TASK BRIEF:
Among the lines of this listing, determine how many contain the string "tertentu". Answer with the number only.

DATASET ENTRIES:
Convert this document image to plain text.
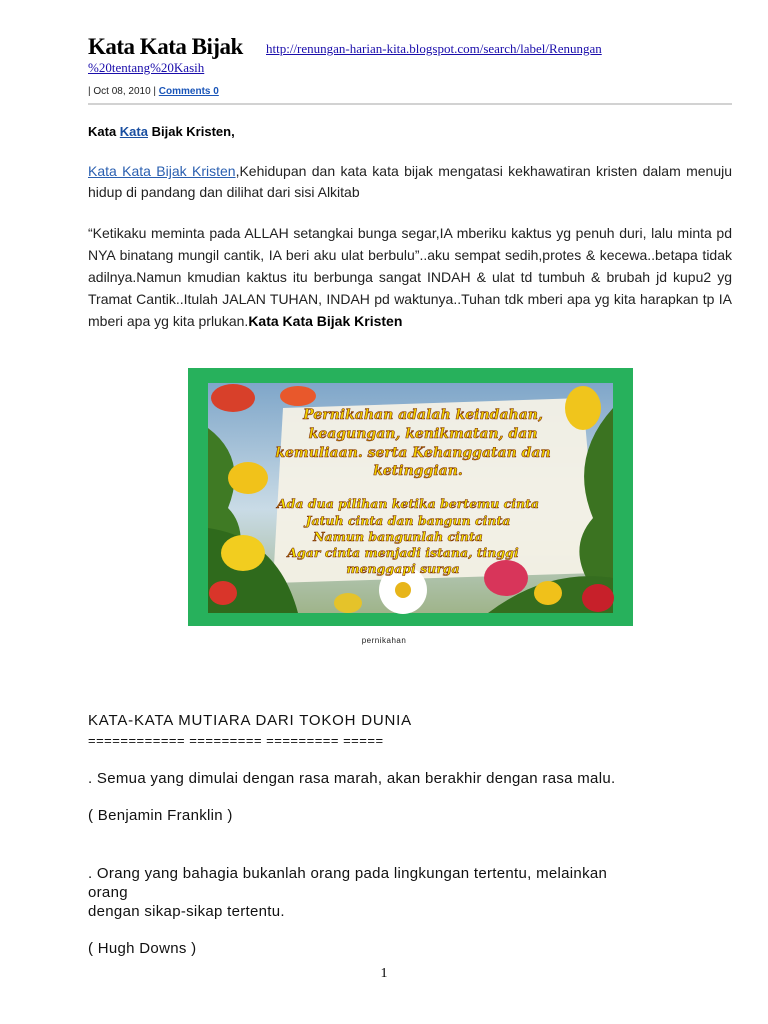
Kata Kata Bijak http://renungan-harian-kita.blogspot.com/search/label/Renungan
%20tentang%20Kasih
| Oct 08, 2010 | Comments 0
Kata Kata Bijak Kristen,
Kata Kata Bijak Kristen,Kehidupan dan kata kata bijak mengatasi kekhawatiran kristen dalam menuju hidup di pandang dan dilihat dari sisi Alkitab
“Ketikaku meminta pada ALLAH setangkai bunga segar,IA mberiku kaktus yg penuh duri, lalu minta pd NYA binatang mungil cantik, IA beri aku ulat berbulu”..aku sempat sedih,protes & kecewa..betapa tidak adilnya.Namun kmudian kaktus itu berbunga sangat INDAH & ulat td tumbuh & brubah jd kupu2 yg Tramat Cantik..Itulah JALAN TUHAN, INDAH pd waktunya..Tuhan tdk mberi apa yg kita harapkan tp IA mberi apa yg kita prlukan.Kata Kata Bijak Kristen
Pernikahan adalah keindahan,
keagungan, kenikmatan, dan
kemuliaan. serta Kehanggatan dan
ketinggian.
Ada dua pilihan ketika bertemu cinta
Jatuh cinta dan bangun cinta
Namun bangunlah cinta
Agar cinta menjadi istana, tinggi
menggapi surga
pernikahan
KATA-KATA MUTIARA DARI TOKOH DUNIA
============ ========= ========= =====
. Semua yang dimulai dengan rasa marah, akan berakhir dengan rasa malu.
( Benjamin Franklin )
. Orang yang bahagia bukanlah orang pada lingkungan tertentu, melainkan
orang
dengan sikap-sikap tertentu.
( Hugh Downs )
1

...

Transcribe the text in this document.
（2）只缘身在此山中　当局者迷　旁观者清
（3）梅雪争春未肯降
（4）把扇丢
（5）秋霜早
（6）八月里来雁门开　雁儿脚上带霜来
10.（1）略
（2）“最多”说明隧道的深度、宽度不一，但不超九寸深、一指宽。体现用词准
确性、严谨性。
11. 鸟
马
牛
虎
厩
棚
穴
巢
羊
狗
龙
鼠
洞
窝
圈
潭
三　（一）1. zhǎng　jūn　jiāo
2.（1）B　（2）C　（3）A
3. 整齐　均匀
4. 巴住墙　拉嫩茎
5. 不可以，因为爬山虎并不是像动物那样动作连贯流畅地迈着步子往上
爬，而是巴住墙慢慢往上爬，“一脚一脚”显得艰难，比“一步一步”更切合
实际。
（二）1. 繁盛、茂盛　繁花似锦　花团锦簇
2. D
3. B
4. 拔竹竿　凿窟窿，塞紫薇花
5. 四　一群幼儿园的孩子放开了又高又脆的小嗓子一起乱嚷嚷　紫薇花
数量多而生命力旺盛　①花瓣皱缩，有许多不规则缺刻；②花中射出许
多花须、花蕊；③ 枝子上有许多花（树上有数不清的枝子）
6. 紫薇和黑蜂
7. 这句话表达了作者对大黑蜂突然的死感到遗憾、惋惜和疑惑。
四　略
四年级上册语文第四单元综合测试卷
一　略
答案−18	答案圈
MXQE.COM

...

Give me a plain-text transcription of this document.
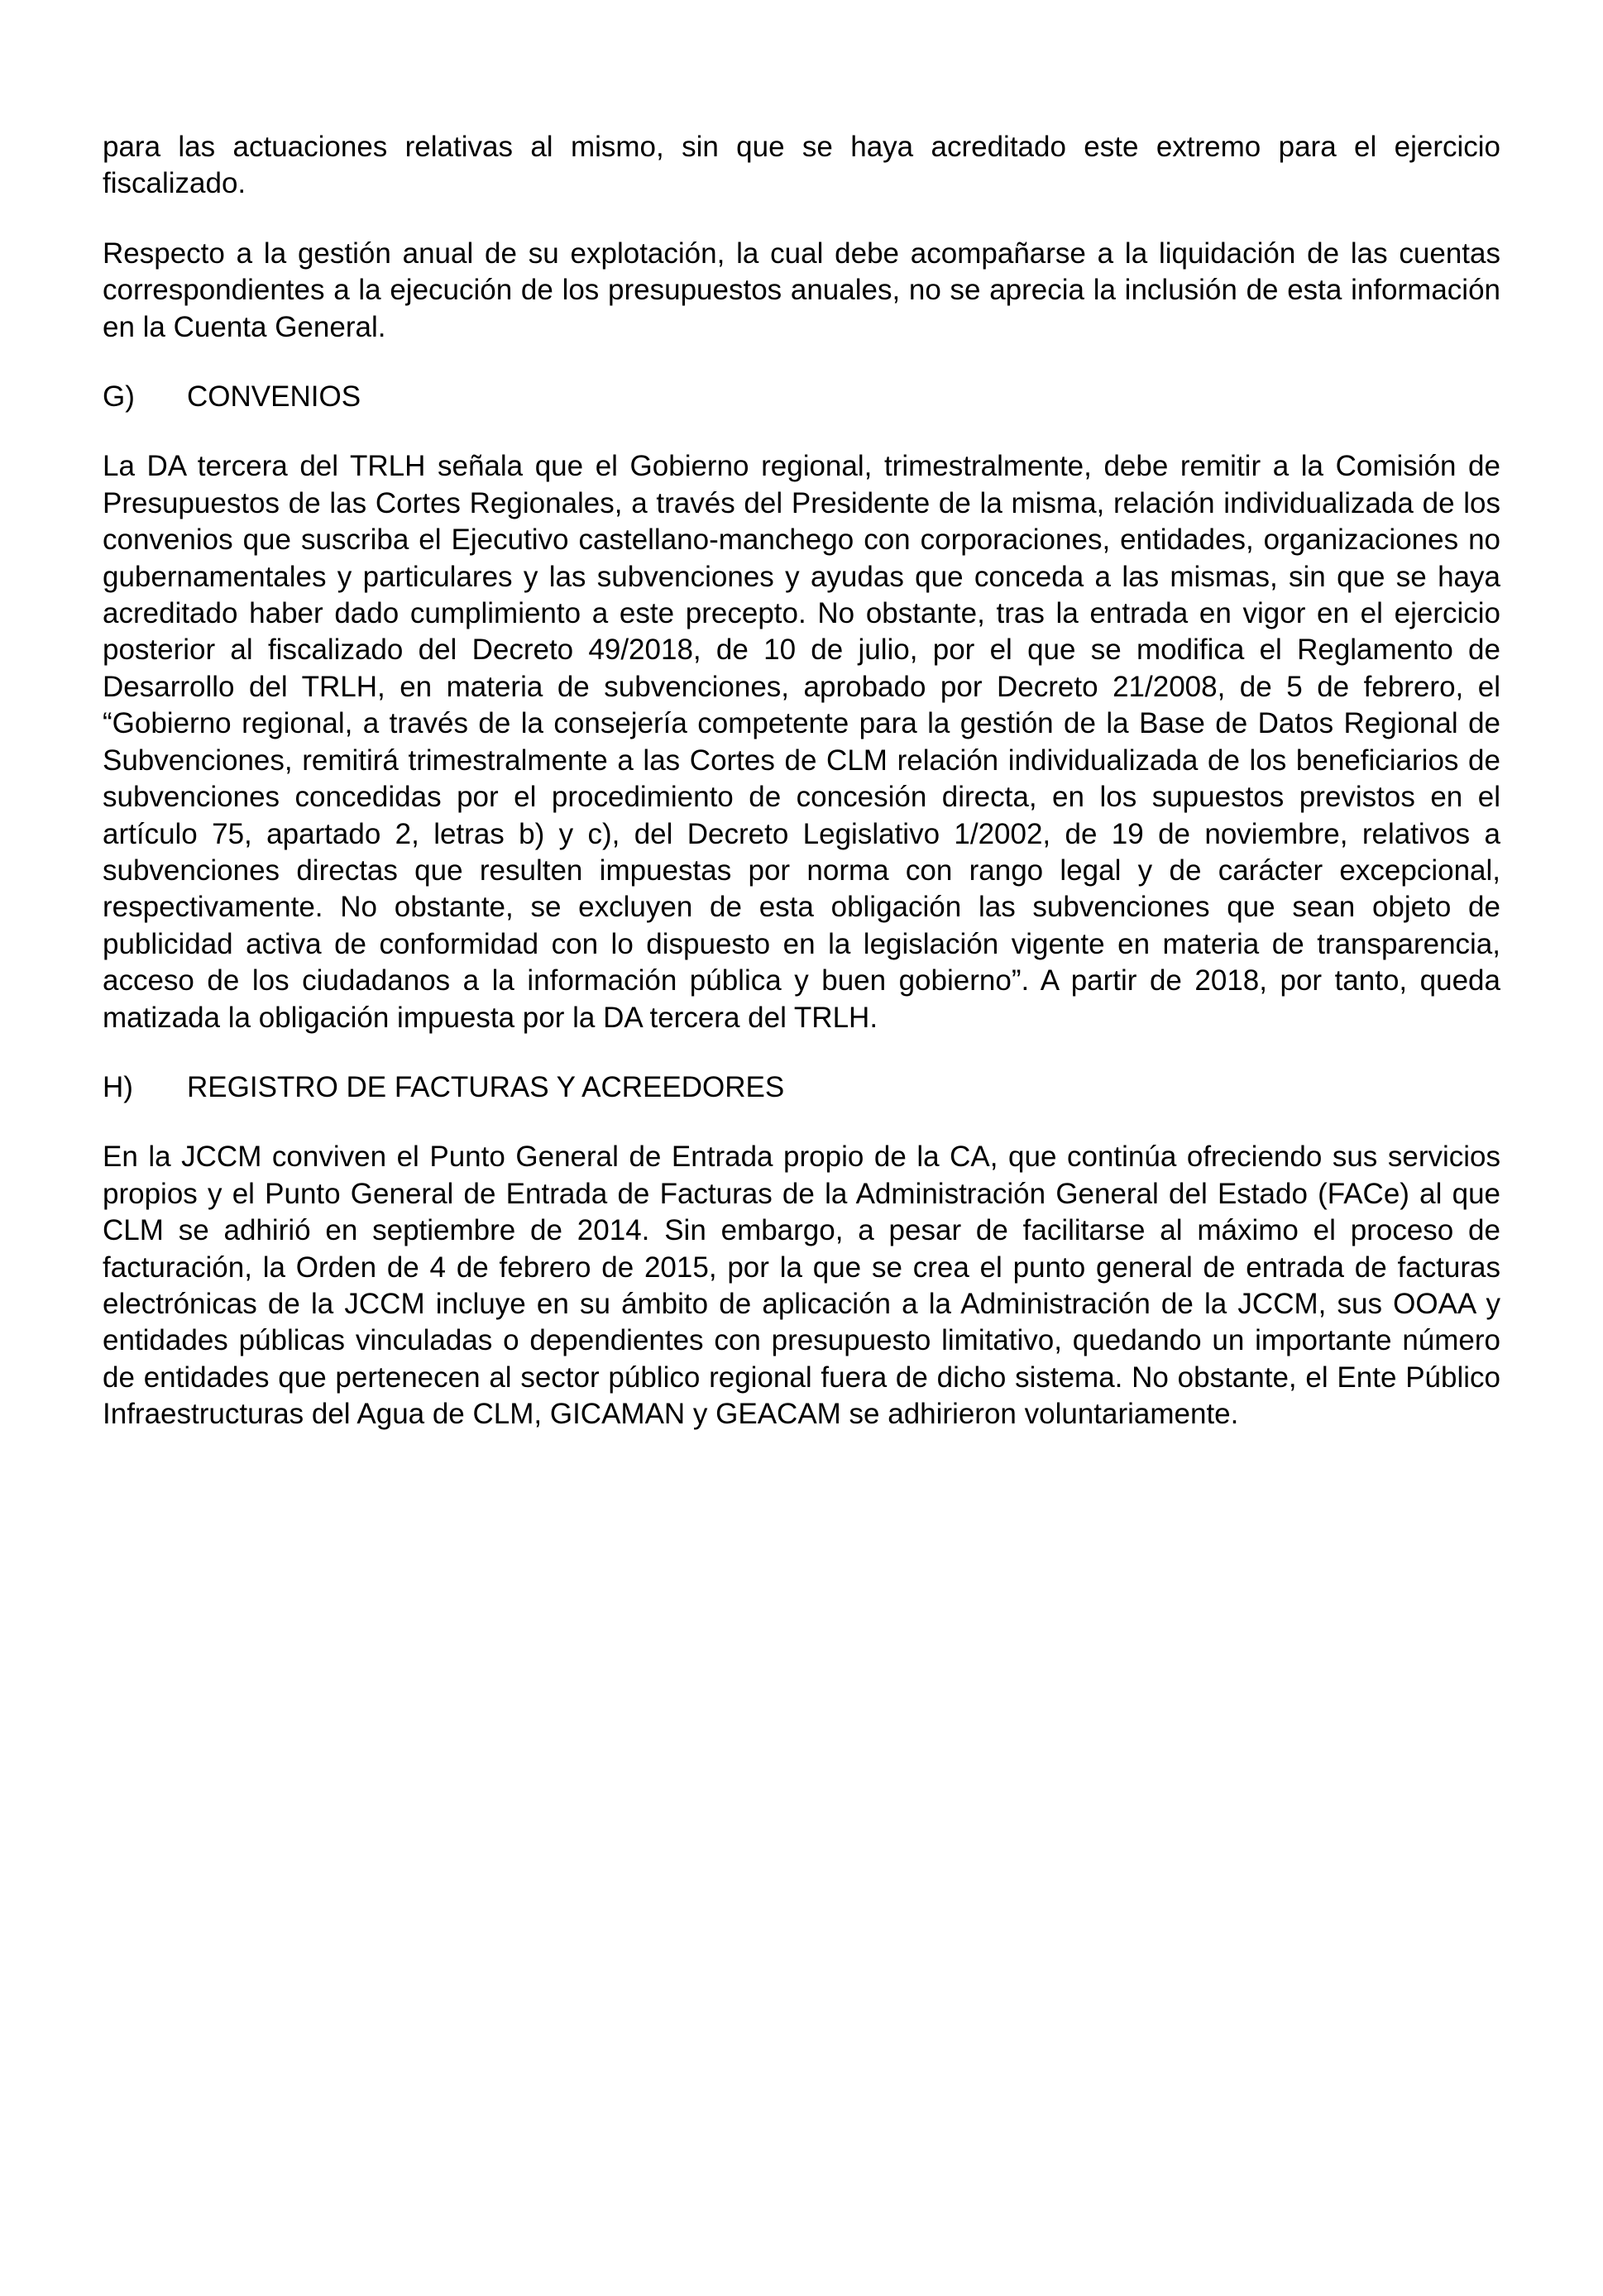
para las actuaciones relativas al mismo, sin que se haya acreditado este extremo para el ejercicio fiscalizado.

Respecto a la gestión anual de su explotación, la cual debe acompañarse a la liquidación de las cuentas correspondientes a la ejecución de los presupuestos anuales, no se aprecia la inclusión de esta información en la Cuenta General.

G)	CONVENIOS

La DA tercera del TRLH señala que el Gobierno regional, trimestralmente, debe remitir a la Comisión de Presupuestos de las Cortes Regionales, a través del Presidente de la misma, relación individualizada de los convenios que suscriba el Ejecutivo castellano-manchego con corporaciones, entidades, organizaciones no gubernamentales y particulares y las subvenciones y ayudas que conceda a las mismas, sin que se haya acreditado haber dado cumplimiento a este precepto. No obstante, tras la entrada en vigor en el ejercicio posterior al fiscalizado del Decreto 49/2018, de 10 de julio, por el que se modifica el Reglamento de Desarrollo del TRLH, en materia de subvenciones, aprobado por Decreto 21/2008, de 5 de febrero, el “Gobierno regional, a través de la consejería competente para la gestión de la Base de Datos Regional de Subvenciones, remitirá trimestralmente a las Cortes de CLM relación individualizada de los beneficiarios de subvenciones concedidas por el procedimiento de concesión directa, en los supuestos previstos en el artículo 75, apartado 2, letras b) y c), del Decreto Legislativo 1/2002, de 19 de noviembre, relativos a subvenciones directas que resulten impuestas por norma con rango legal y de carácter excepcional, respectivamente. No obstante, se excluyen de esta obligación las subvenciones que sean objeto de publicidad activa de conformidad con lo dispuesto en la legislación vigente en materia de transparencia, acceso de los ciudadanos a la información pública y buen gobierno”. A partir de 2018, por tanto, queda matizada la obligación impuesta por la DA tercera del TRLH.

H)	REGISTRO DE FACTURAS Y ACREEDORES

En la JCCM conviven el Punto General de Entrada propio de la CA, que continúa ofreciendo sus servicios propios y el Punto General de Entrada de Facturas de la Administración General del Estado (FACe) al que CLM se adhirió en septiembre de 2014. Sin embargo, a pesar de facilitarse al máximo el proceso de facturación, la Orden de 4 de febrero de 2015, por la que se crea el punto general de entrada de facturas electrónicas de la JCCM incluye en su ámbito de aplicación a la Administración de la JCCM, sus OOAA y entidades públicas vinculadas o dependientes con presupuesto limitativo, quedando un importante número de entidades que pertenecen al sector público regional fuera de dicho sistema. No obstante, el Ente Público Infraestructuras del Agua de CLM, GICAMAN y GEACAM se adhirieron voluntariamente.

FULL SOLUTION:
2